Given exercise
Repeat every line of the listing below exactly, minus the pictures.

** Start **

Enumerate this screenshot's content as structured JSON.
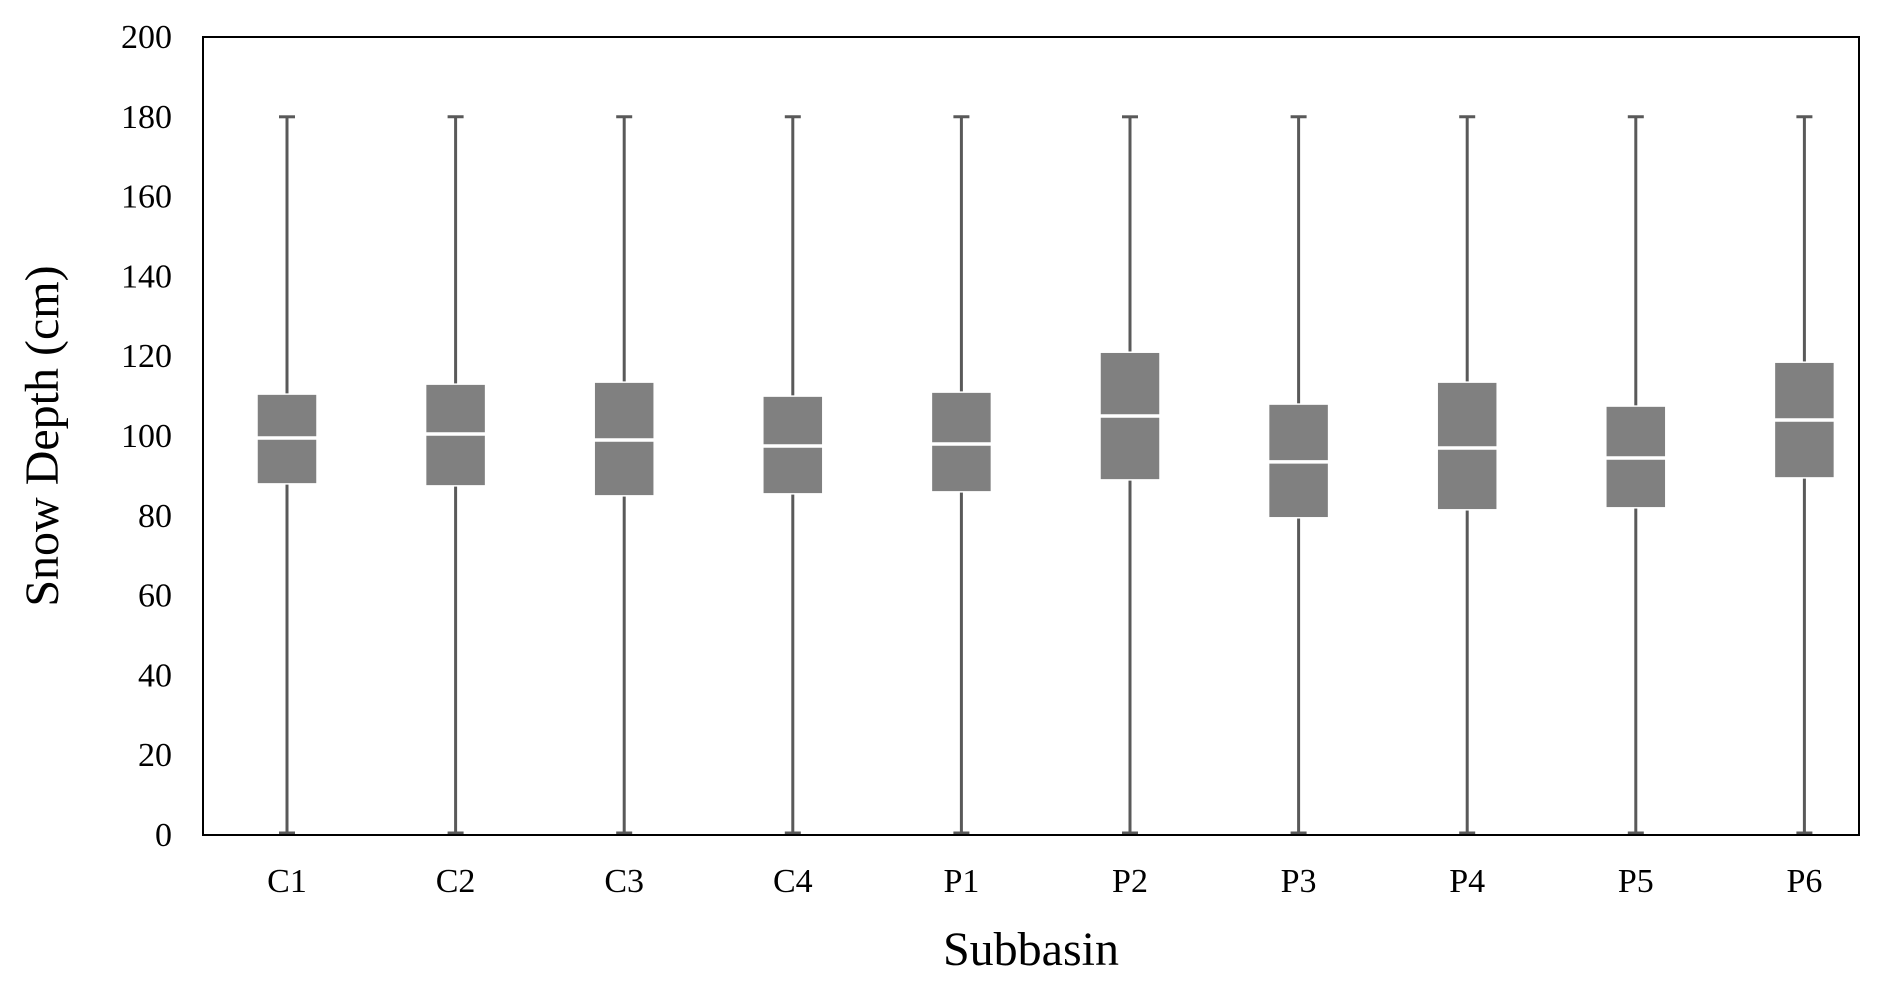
{
  "chart_data": {
    "type": "box",
    "title": "",
    "xlabel": "Subbasin",
    "ylabel": "Snow Depth (cm)",
    "ylim": [
      0,
      200
    ],
    "yticks": [
      0,
      20,
      40,
      60,
      80,
      100,
      120,
      140,
      160,
      180,
      200
    ],
    "grid": false,
    "legend": "none",
    "colors": {
      "box": "#808080",
      "whisker": "#595959",
      "median": "#ffffff",
      "frame": "#000000"
    },
    "categories": [
      "C1",
      "C2",
      "C3",
      "C4",
      "P1",
      "P2",
      "P3",
      "P4",
      "P5",
      "P6"
    ],
    "boxes": [
      {
        "min": 0.5,
        "q1": 88.0,
        "median": 99.5,
        "q3": 110.5,
        "max": 180
      },
      {
        "min": 0.5,
        "q1": 87.5,
        "median": 100.5,
        "q3": 113.0,
        "max": 180
      },
      {
        "min": 0.5,
        "q1": 85.0,
        "median": 99.0,
        "q3": 113.5,
        "max": 180
      },
      {
        "min": 0.5,
        "q1": 85.5,
        "median": 97.5,
        "q3": 110.0,
        "max": 180
      },
      {
        "min": 0.5,
        "q1": 86.0,
        "median": 98.0,
        "q3": 111.0,
        "max": 180
      },
      {
        "min": 0.5,
        "q1": 89.0,
        "median": 105.0,
        "q3": 121.0,
        "max": 180
      },
      {
        "min": 0.5,
        "q1": 79.5,
        "median": 93.5,
        "q3": 108.0,
        "max": 180
      },
      {
        "min": 0.5,
        "q1": 81.5,
        "median": 97.0,
        "q3": 113.5,
        "max": 180
      },
      {
        "min": 0.5,
        "q1": 82.0,
        "median": 94.5,
        "q3": 107.5,
        "max": 180
      },
      {
        "min": 0.5,
        "q1": 89.5,
        "median": 104.0,
        "q3": 118.5,
        "max": 180
      }
    ]
  }
}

** End **

Output below
Enumerate this screenshot's content as structured JSON.
{
  "chart_data": {
    "type": "box",
    "title": "",
    "xlabel": "Subbasin",
    "ylabel": "Snow Depth (cm)",
    "ylim": [
      0,
      200
    ],
    "yticks": [
      0,
      20,
      40,
      60,
      80,
      100,
      120,
      140,
      160,
      180,
      200
    ],
    "grid": false,
    "legend": "none",
    "colors": {
      "box": "#808080",
      "whisker": "#595959",
      "median": "#ffffff",
      "frame": "#000000"
    },
    "categories": [
      "C1",
      "C2",
      "C3",
      "C4",
      "P1",
      "P2",
      "P3",
      "P4",
      "P5",
      "P6"
    ],
    "boxes": [
      {
        "min": 0.5,
        "q1": 88.0,
        "median": 99.5,
        "q3": 110.5,
        "max": 180
      },
      {
        "min": 0.5,
        "q1": 87.5,
        "median": 100.5,
        "q3": 113.0,
        "max": 180
      },
      {
        "min": 0.5,
        "q1": 85.0,
        "median": 99.0,
        "q3": 113.5,
        "max": 180
      },
      {
        "min": 0.5,
        "q1": 85.5,
        "median": 97.5,
        "q3": 110.0,
        "max": 180
      },
      {
        "min": 0.5,
        "q1": 86.0,
        "median": 98.0,
        "q3": 111.0,
        "max": 180
      },
      {
        "min": 0.5,
        "q1": 89.0,
        "median": 105.0,
        "q3": 121.0,
        "max": 180
      },
      {
        "min": 0.5,
        "q1": 79.5,
        "median": 93.5,
        "q3": 108.0,
        "max": 180
      },
      {
        "min": 0.5,
        "q1": 81.5,
        "median": 97.0,
        "q3": 113.5,
        "max": 180
      },
      {
        "min": 0.5,
        "q1": 82.0,
        "median": 94.5,
        "q3": 107.5,
        "max": 180
      },
      {
        "min": 0.5,
        "q1": 89.5,
        "median": 104.0,
        "q3": 118.5,
        "max": 180
      }
    ]
  }
}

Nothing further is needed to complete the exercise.